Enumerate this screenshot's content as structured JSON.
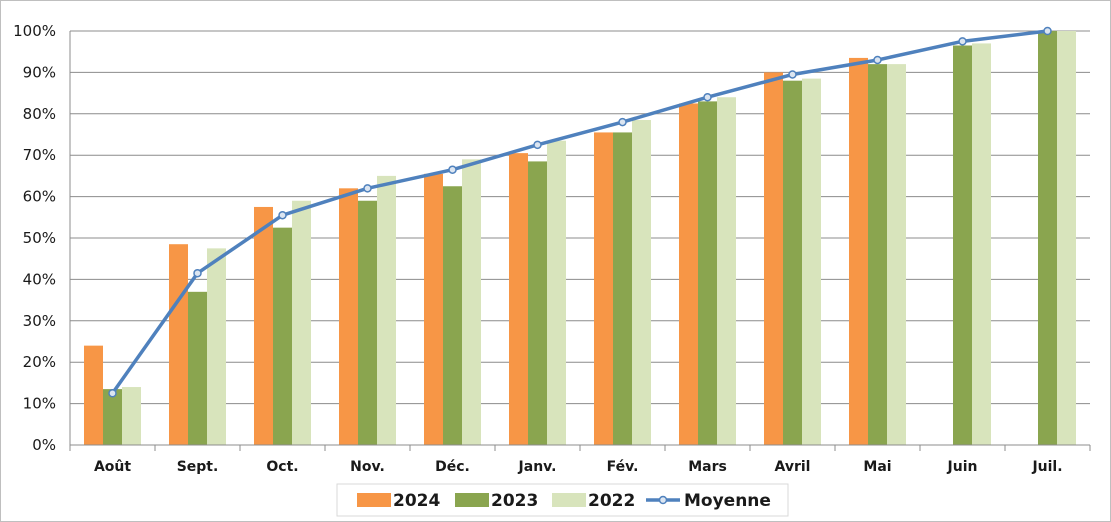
{
  "chart_data": {
    "type": "bar",
    "categories": [
      "Août",
      "Sept.",
      "Oct.",
      "Nov.",
      "Déc.",
      "Janv.",
      "Fév.",
      "Mars",
      "Avril",
      "Mai",
      "Juin",
      "Juil."
    ],
    "series": [
      {
        "name": "2024",
        "type": "bar",
        "color": "#f79646",
        "values": [
          24,
          48.5,
          57.5,
          62,
          65.5,
          70.5,
          75.5,
          82.5,
          90,
          93.5,
          null,
          null
        ]
      },
      {
        "name": "2023",
        "type": "bar",
        "color": "#8aa54f",
        "values": [
          13.5,
          37,
          52.5,
          59,
          62.5,
          68.5,
          75.5,
          83,
          88,
          92,
          96.5,
          100
        ]
      },
      {
        "name": "2022",
        "type": "bar",
        "color": "#d8e4bc",
        "values": [
          14,
          47.5,
          59,
          65,
          69,
          73.5,
          78.5,
          84,
          88.5,
          92,
          97,
          100
        ]
      },
      {
        "name": "Moyenne",
        "type": "line",
        "color": "#4f81bd",
        "values": [
          12.5,
          41.5,
          55.5,
          62,
          66.5,
          72.5,
          78,
          84,
          89.5,
          93,
          97.5,
          100
        ]
      }
    ],
    "y_ticks": [
      "0%",
      "10%",
      "20%",
      "30%",
      "40%",
      "50%",
      "60%",
      "70%",
      "80%",
      "90%",
      "100%"
    ],
    "ylim": [
      0,
      100
    ],
    "grid": true,
    "legend_position": "bottom",
    "title": "",
    "xlabel": "",
    "ylabel": ""
  }
}
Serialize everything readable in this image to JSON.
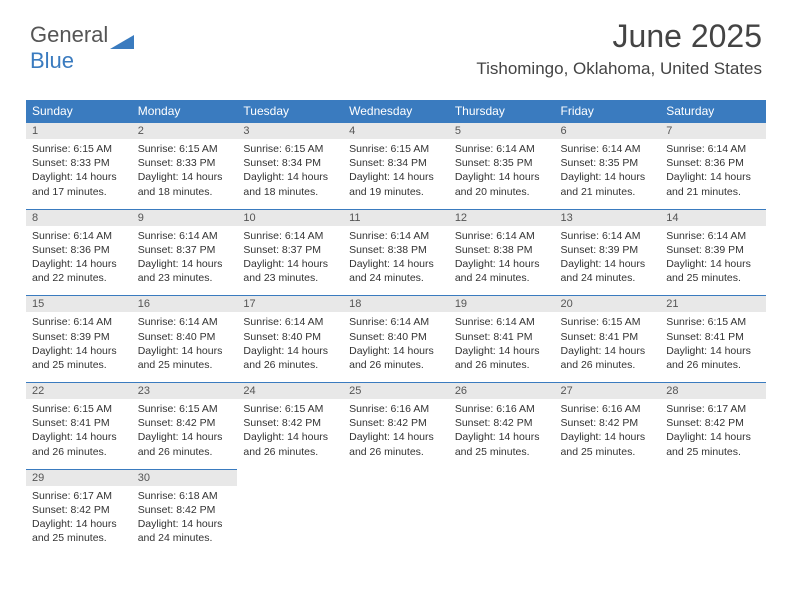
{
  "logo": {
    "part1": "General",
    "part2": "Blue"
  },
  "title": "June 2025",
  "location": "Tishomingo, Oklahoma, United States",
  "header_bg": "#3a7bbf",
  "header_fg": "#ffffff",
  "daynum_bg": "#e8e8e8",
  "border_color": "#3a7bbf",
  "days": [
    "Sunday",
    "Monday",
    "Tuesday",
    "Wednesday",
    "Thursday",
    "Friday",
    "Saturday"
  ],
  "weeks": [
    [
      {
        "n": "1",
        "sunrise": "6:15 AM",
        "sunset": "8:33 PM",
        "daylight": "14 hours and 17 minutes."
      },
      {
        "n": "2",
        "sunrise": "6:15 AM",
        "sunset": "8:33 PM",
        "daylight": "14 hours and 18 minutes."
      },
      {
        "n": "3",
        "sunrise": "6:15 AM",
        "sunset": "8:34 PM",
        "daylight": "14 hours and 18 minutes."
      },
      {
        "n": "4",
        "sunrise": "6:15 AM",
        "sunset": "8:34 PM",
        "daylight": "14 hours and 19 minutes."
      },
      {
        "n": "5",
        "sunrise": "6:14 AM",
        "sunset": "8:35 PM",
        "daylight": "14 hours and 20 minutes."
      },
      {
        "n": "6",
        "sunrise": "6:14 AM",
        "sunset": "8:35 PM",
        "daylight": "14 hours and 21 minutes."
      },
      {
        "n": "7",
        "sunrise": "6:14 AM",
        "sunset": "8:36 PM",
        "daylight": "14 hours and 21 minutes."
      }
    ],
    [
      {
        "n": "8",
        "sunrise": "6:14 AM",
        "sunset": "8:36 PM",
        "daylight": "14 hours and 22 minutes."
      },
      {
        "n": "9",
        "sunrise": "6:14 AM",
        "sunset": "8:37 PM",
        "daylight": "14 hours and 23 minutes."
      },
      {
        "n": "10",
        "sunrise": "6:14 AM",
        "sunset": "8:37 PM",
        "daylight": "14 hours and 23 minutes."
      },
      {
        "n": "11",
        "sunrise": "6:14 AM",
        "sunset": "8:38 PM",
        "daylight": "14 hours and 24 minutes."
      },
      {
        "n": "12",
        "sunrise": "6:14 AM",
        "sunset": "8:38 PM",
        "daylight": "14 hours and 24 minutes."
      },
      {
        "n": "13",
        "sunrise": "6:14 AM",
        "sunset": "8:39 PM",
        "daylight": "14 hours and 24 minutes."
      },
      {
        "n": "14",
        "sunrise": "6:14 AM",
        "sunset": "8:39 PM",
        "daylight": "14 hours and 25 minutes."
      }
    ],
    [
      {
        "n": "15",
        "sunrise": "6:14 AM",
        "sunset": "8:39 PM",
        "daylight": "14 hours and 25 minutes."
      },
      {
        "n": "16",
        "sunrise": "6:14 AM",
        "sunset": "8:40 PM",
        "daylight": "14 hours and 25 minutes."
      },
      {
        "n": "17",
        "sunrise": "6:14 AM",
        "sunset": "8:40 PM",
        "daylight": "14 hours and 26 minutes."
      },
      {
        "n": "18",
        "sunrise": "6:14 AM",
        "sunset": "8:40 PM",
        "daylight": "14 hours and 26 minutes."
      },
      {
        "n": "19",
        "sunrise": "6:14 AM",
        "sunset": "8:41 PM",
        "daylight": "14 hours and 26 minutes."
      },
      {
        "n": "20",
        "sunrise": "6:15 AM",
        "sunset": "8:41 PM",
        "daylight": "14 hours and 26 minutes."
      },
      {
        "n": "21",
        "sunrise": "6:15 AM",
        "sunset": "8:41 PM",
        "daylight": "14 hours and 26 minutes."
      }
    ],
    [
      {
        "n": "22",
        "sunrise": "6:15 AM",
        "sunset": "8:41 PM",
        "daylight": "14 hours and 26 minutes."
      },
      {
        "n": "23",
        "sunrise": "6:15 AM",
        "sunset": "8:42 PM",
        "daylight": "14 hours and 26 minutes."
      },
      {
        "n": "24",
        "sunrise": "6:15 AM",
        "sunset": "8:42 PM",
        "daylight": "14 hours and 26 minutes."
      },
      {
        "n": "25",
        "sunrise": "6:16 AM",
        "sunset": "8:42 PM",
        "daylight": "14 hours and 26 minutes."
      },
      {
        "n": "26",
        "sunrise": "6:16 AM",
        "sunset": "8:42 PM",
        "daylight": "14 hours and 25 minutes."
      },
      {
        "n": "27",
        "sunrise": "6:16 AM",
        "sunset": "8:42 PM",
        "daylight": "14 hours and 25 minutes."
      },
      {
        "n": "28",
        "sunrise": "6:17 AM",
        "sunset": "8:42 PM",
        "daylight": "14 hours and 25 minutes."
      }
    ],
    [
      {
        "n": "29",
        "sunrise": "6:17 AM",
        "sunset": "8:42 PM",
        "daylight": "14 hours and 25 minutes."
      },
      {
        "n": "30",
        "sunrise": "6:18 AM",
        "sunset": "8:42 PM",
        "daylight": "14 hours and 24 minutes."
      },
      null,
      null,
      null,
      null,
      null
    ]
  ],
  "labels": {
    "sunrise": "Sunrise: ",
    "sunset": "Sunset: ",
    "daylight": "Daylight: "
  }
}
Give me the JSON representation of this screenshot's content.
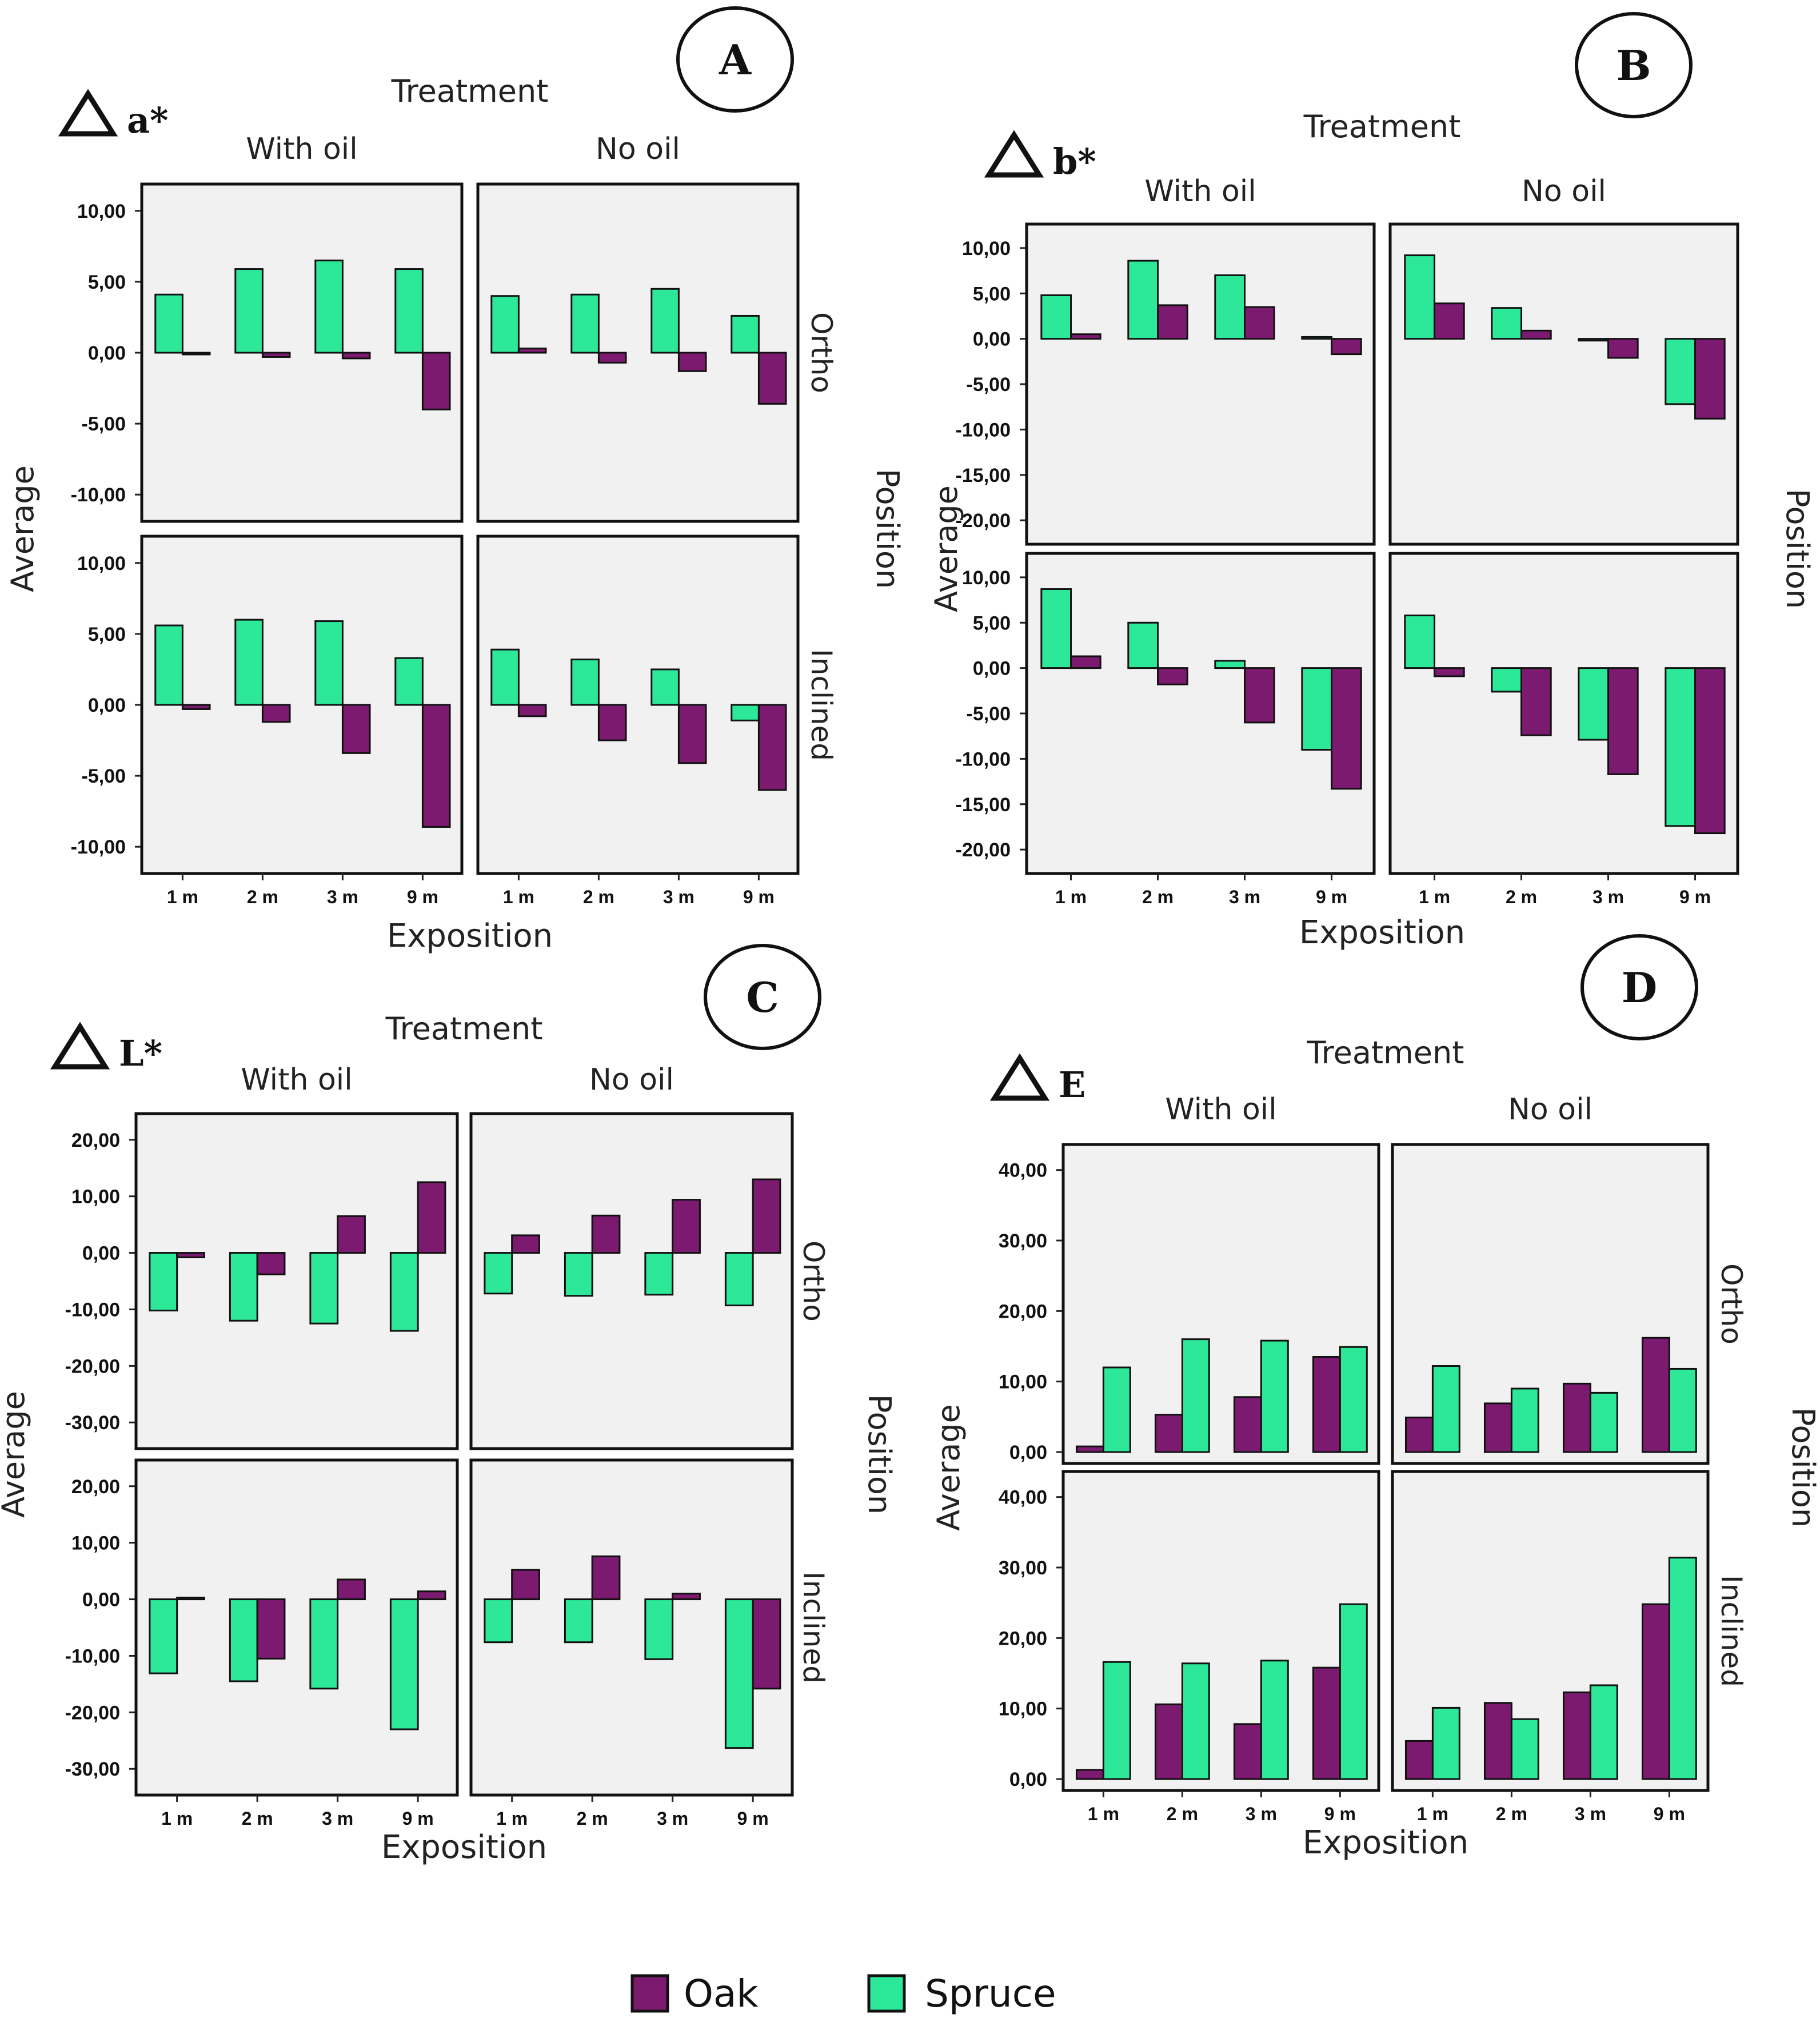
{
  "colors": {
    "oak": "#7b1a6e",
    "spruce": "#2ee89a",
    "panel_bg": "#f1f1f1",
    "axis": "#222222"
  },
  "legend": {
    "oak_label": "Oak",
    "spruce_label": "Spruce"
  },
  "chart_data": [
    {
      "id": "A",
      "type": "bar",
      "metric": "a*",
      "symbol": "Δ",
      "treatment_label": "Treatment",
      "position_label": "Position",
      "xlabel": "Exposition",
      "ylabel": "Average",
      "columns": [
        "With oil",
        "No oil"
      ],
      "rows": [
        "Ortho",
        "Inclined"
      ],
      "categories": [
        "1 m",
        "2 m",
        "3 m",
        "9 m"
      ],
      "ylim": [
        -11,
        11
      ],
      "yticks": [
        10,
        5,
        0,
        -5,
        -10
      ],
      "ytick_labels": [
        "10,00",
        "5,00",
        "0,00",
        "-5,00",
        "-10,00"
      ],
      "series_order": [
        "Spruce",
        "Oak"
      ],
      "panels": [
        {
          "treatment": "With oil",
          "position": "Ortho",
          "series": [
            {
              "name": "Spruce",
              "values": [
                4.1,
                5.9,
                6.5,
                5.9
              ]
            },
            {
              "name": "Oak",
              "values": [
                -0.1,
                -0.3,
                -0.4,
                -4.0
              ]
            }
          ]
        },
        {
          "treatment": "No oil",
          "position": "Ortho",
          "series": [
            {
              "name": "Spruce",
              "values": [
                4.0,
                4.1,
                4.5,
                2.6
              ]
            },
            {
              "name": "Oak",
              "values": [
                0.3,
                -0.7,
                -1.3,
                -3.6
              ]
            }
          ]
        },
        {
          "treatment": "With oil",
          "position": "Inclined",
          "series": [
            {
              "name": "Spruce",
              "values": [
                5.6,
                6.0,
                5.9,
                3.3
              ]
            },
            {
              "name": "Oak",
              "values": [
                -0.3,
                -1.2,
                -3.4,
                -8.6
              ]
            }
          ]
        },
        {
          "treatment": "No oil",
          "position": "Inclined",
          "series": [
            {
              "name": "Spruce",
              "values": [
                3.9,
                3.2,
                2.5,
                -1.1
              ]
            },
            {
              "name": "Oak",
              "values": [
                -0.8,
                -2.5,
                -4.1,
                -6.0
              ]
            }
          ]
        }
      ]
    },
    {
      "id": "B",
      "type": "bar",
      "metric": "b*",
      "symbol": "Δ",
      "treatment_label": "Treatment",
      "position_label": "Position",
      "xlabel": "Exposition",
      "ylabel": "Average",
      "columns": [
        "With oil",
        "No oil"
      ],
      "rows": [
        "Ortho",
        "Inclined"
      ],
      "categories": [
        "1 m",
        "2 m",
        "3 m",
        "9 m"
      ],
      "ylim": [
        -21,
        11
      ],
      "yticks": [
        10,
        5,
        0,
        -5,
        -10,
        -15,
        -20
      ],
      "ytick_labels": [
        "10,00",
        "5,00",
        "0,00",
        "-5,00",
        "-10,00",
        "-15,00",
        "-20,00"
      ],
      "series_order": [
        "Spruce",
        "Oak"
      ],
      "panels": [
        {
          "treatment": "With oil",
          "position": "Ortho",
          "series": [
            {
              "name": "Spruce",
              "values": [
                4.8,
                8.6,
                7.0,
                0.2
              ]
            },
            {
              "name": "Oak",
              "values": [
                0.5,
                3.7,
                3.5,
                -1.7
              ]
            }
          ]
        },
        {
          "treatment": "No oil",
          "position": "Ortho",
          "series": [
            {
              "name": "Spruce",
              "values": [
                9.2,
                3.4,
                -0.2,
                -7.2
              ]
            },
            {
              "name": "Oak",
              "values": [
                3.9,
                0.9,
                -2.1,
                -8.8
              ]
            }
          ]
        },
        {
          "treatment": "With oil",
          "position": "Inclined",
          "series": [
            {
              "name": "Spruce",
              "values": [
                8.7,
                5.0,
                0.8,
                -9.0
              ]
            },
            {
              "name": "Oak",
              "values": [
                1.3,
                -1.8,
                -6.0,
                -13.3
              ]
            }
          ]
        },
        {
          "treatment": "No oil",
          "position": "Inclined",
          "series": [
            {
              "name": "Spruce",
              "values": [
                5.8,
                -2.6,
                -7.9,
                -17.4
              ]
            },
            {
              "name": "Oak",
              "values": [
                -0.9,
                -7.4,
                -11.7,
                -18.2
              ]
            }
          ]
        }
      ]
    },
    {
      "id": "C",
      "type": "bar",
      "metric": "L*",
      "symbol": "Δ",
      "treatment_label": "Treatment",
      "position_label": "Position",
      "xlabel": "Exposition",
      "ylabel": "Average",
      "columns": [
        "With oil",
        "No oil"
      ],
      "rows": [
        "Ortho",
        "Inclined"
      ],
      "categories": [
        "1 m",
        "2 m",
        "3 m",
        "9 m"
      ],
      "ylim": [
        -32,
        22
      ],
      "yticks": [
        20,
        10,
        0,
        -10,
        -20,
        -30
      ],
      "ytick_labels": [
        "20,00",
        "10,00",
        "0,00",
        "-10,00",
        "-20,00",
        "-30,00"
      ],
      "series_order": [
        "Spruce",
        "Oak"
      ],
      "panels": [
        {
          "treatment": "With oil",
          "position": "Ortho",
          "series": [
            {
              "name": "Spruce",
              "values": [
                -10.2,
                -12.0,
                -12.5,
                -13.8
              ]
            },
            {
              "name": "Oak",
              "values": [
                -0.8,
                -3.8,
                6.5,
                12.5
              ]
            }
          ]
        },
        {
          "treatment": "No oil",
          "position": "Ortho",
          "series": [
            {
              "name": "Spruce",
              "values": [
                -7.2,
                -7.6,
                -7.4,
                -9.3
              ]
            },
            {
              "name": "Oak",
              "values": [
                3.1,
                6.6,
                9.4,
                13.0
              ]
            }
          ]
        },
        {
          "treatment": "With oil",
          "position": "Inclined",
          "series": [
            {
              "name": "Spruce",
              "values": [
                -13.1,
                -14.5,
                -15.8,
                -23.0
              ]
            },
            {
              "name": "Oak",
              "values": [
                0.3,
                -10.5,
                3.5,
                1.4
              ]
            }
          ]
        },
        {
          "treatment": "No oil",
          "position": "Inclined",
          "series": [
            {
              "name": "Spruce",
              "values": [
                -7.6,
                -7.6,
                -10.6,
                -26.3
              ]
            },
            {
              "name": "Oak",
              "values": [
                5.2,
                7.6,
                1.0,
                -15.8
              ]
            }
          ]
        }
      ]
    },
    {
      "id": "D",
      "type": "bar",
      "metric": "E",
      "symbol": "Δ",
      "treatment_label": "Treatment",
      "position_label": "Position",
      "xlabel": "Exposition",
      "ylabel": "Average",
      "columns": [
        "With oil",
        "No oil"
      ],
      "rows": [
        "Ortho",
        "Inclined"
      ],
      "categories": [
        "1 m",
        "2 m",
        "3 m",
        "9 m"
      ],
      "ylim": [
        0,
        42
      ],
      "yticks": [
        40,
        30,
        20,
        10,
        0
      ],
      "ytick_labels": [
        "40,00",
        "30,00",
        "20,00",
        "10,00",
        "0,00"
      ],
      "series_order": [
        "Oak",
        "Spruce"
      ],
      "panels": [
        {
          "treatment": "With oil",
          "position": "Ortho",
          "series": [
            {
              "name": "Oak",
              "values": [
                0.8,
                5.3,
                7.8,
                13.5
              ]
            },
            {
              "name": "Spruce",
              "values": [
                12.0,
                16.0,
                15.8,
                14.9
              ]
            }
          ]
        },
        {
          "treatment": "No oil",
          "position": "Ortho",
          "series": [
            {
              "name": "Oak",
              "values": [
                4.9,
                6.9,
                9.7,
                16.2
              ]
            },
            {
              "name": "Spruce",
              "values": [
                12.2,
                9.0,
                8.4,
                11.8
              ]
            }
          ]
        },
        {
          "treatment": "With oil",
          "position": "Inclined",
          "series": [
            {
              "name": "Oak",
              "values": [
                1.3,
                10.6,
                7.8,
                15.8
              ]
            },
            {
              "name": "Spruce",
              "values": [
                16.6,
                16.4,
                16.8,
                24.8
              ]
            }
          ]
        },
        {
          "treatment": "No oil",
          "position": "Inclined",
          "series": [
            {
              "name": "Oak",
              "values": [
                5.4,
                10.8,
                12.3,
                24.8
              ]
            },
            {
              "name": "Spruce",
              "values": [
                10.1,
                8.5,
                13.3,
                31.4
              ]
            }
          ]
        }
      ]
    }
  ]
}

━━━━━━━━━━━━━━━━━━━━

Given instruction. Return all lines containing the word "screenshot".

Result of the task.
Enumerate this screenshot's content as structured JSON.
Give me the JSON representation of this screenshot's content.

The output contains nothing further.